----- Available data
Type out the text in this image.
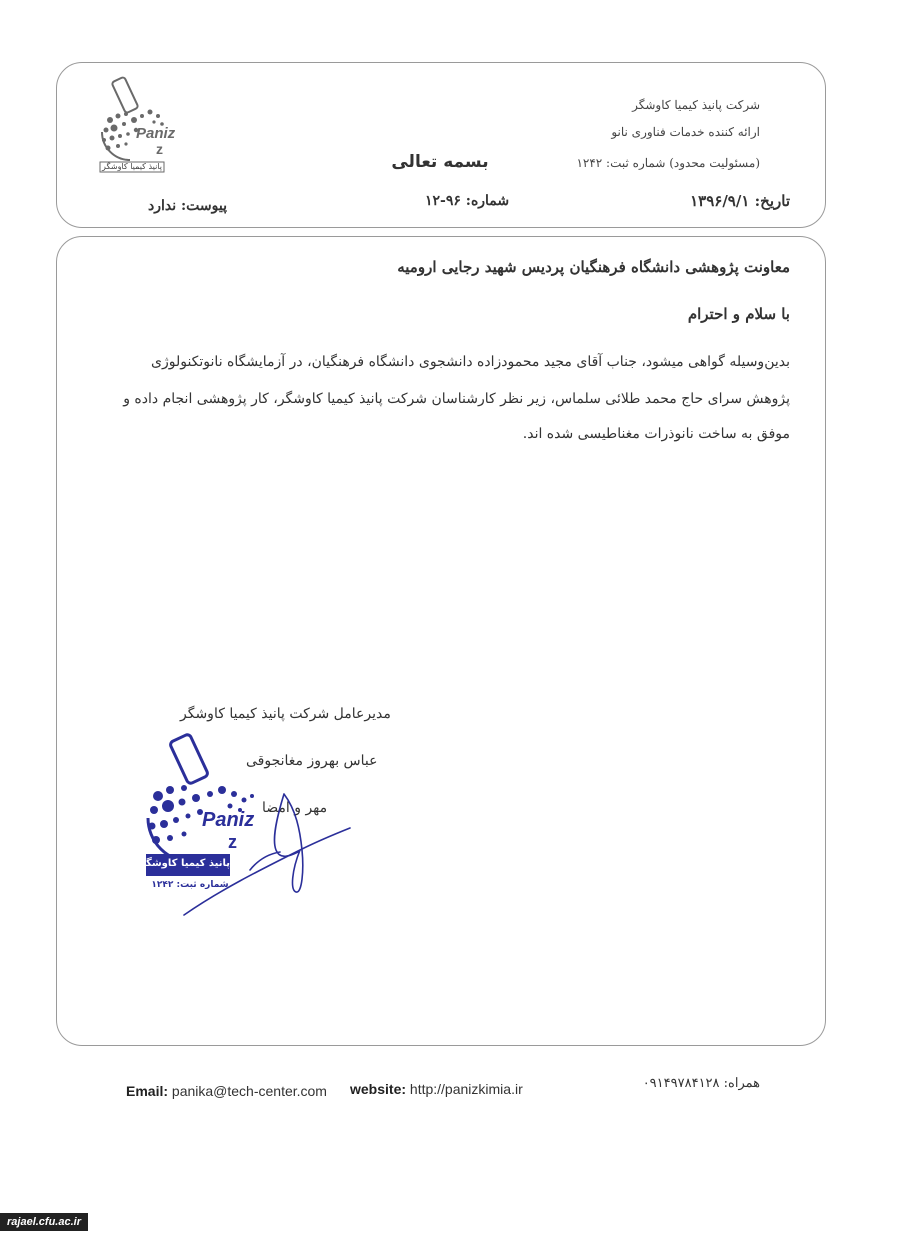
Paniz
z
پانیذ کیمیا کاوشگر
شرکت پانیذ کیمیا کاوشگر
ارائه کننده خدمات فناوری نانو
(مسئولیت محدود) شماره ثبت: ۱۲۴۲
بسمه تعالی
تاریخ: ۱۳۹۶/۹/۱
شماره: ۹۶-۱۲
پیوست: ندارد
معاونت پژوهشی دانشگاه فرهنگیان پردیس شهید رجایی ارومیه
با سلام و احترام
بدین‌وسیله گواهی میشود، جناب آقای مجید محمودزاده دانشجوی دانشگاه فرهنگیان، در آزمایشگاه نانوتکنولوژی
پژوهش سرای حاج محمد طلائی سلماس، زیر نظر کارشناسان شرکت پانیذ کیمیا کاوشگر، کار پژوهشی انجام داده و
موفق به ساخت نانوذرات مغناطیسی شده اند.
مدیرعامل شرکت پانیذ کیمیا کاوشگر
عباس بهروز مغانجوقی
مهر و امضا
Paniz
z
پانیذ کیمیا کاوشگر
شماره ثبت: ۱۲۴۲
Email: panika@tech-center.com website: http://panizkimia.ir	همراه: ۰۹۱۴۹۷۸۴۱۲۸
rajael.cfu.ac.ir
----------
Pictures in the records should not appear in your copy, but everything else must be transcribed exactly.

### Finished task
Type out the text in this image.
Paniz
z
پانیذ کیمیا کاوشگر
شرکت پانیذ کیمیا کاوشگر
ارائه کننده خدمات فناوری نانو
(مسئولیت محدود) شماره ثبت: ۱۲۴۲
بسمه تعالی
تاریخ: ۱۳۹۶/۹/۱
شماره: ۹۶-۱۲
پیوست: ندارد
معاونت پژوهشی دانشگاه فرهنگیان پردیس شهید رجایی ارومیه
با سلام و احترام
بدین‌وسیله گواهی میشود، جناب آقای مجید محمودزاده دانشجوی دانشگاه فرهنگیان، در آزمایشگاه نانوتکنولوژی
پژوهش سرای حاج محمد طلائی سلماس، زیر نظر کارشناسان شرکت پانیذ کیمیا کاوشگر، کار پژوهشی انجام داده و
موفق به ساخت نانوذرات مغناطیسی شده اند.
مدیرعامل شرکت پانیذ کیمیا کاوشگر
عباس بهروز مغانجوقی
مهر و امضا
Paniz
z
پانیذ کیمیا کاوشگر
شماره ثبت: ۱۲۴۲
Email: panika@tech-center.com website: http://panizkimia.ir	همراه: ۰۹۱۴۹۷۸۴۱۲۸
rajael.cfu.ac.ir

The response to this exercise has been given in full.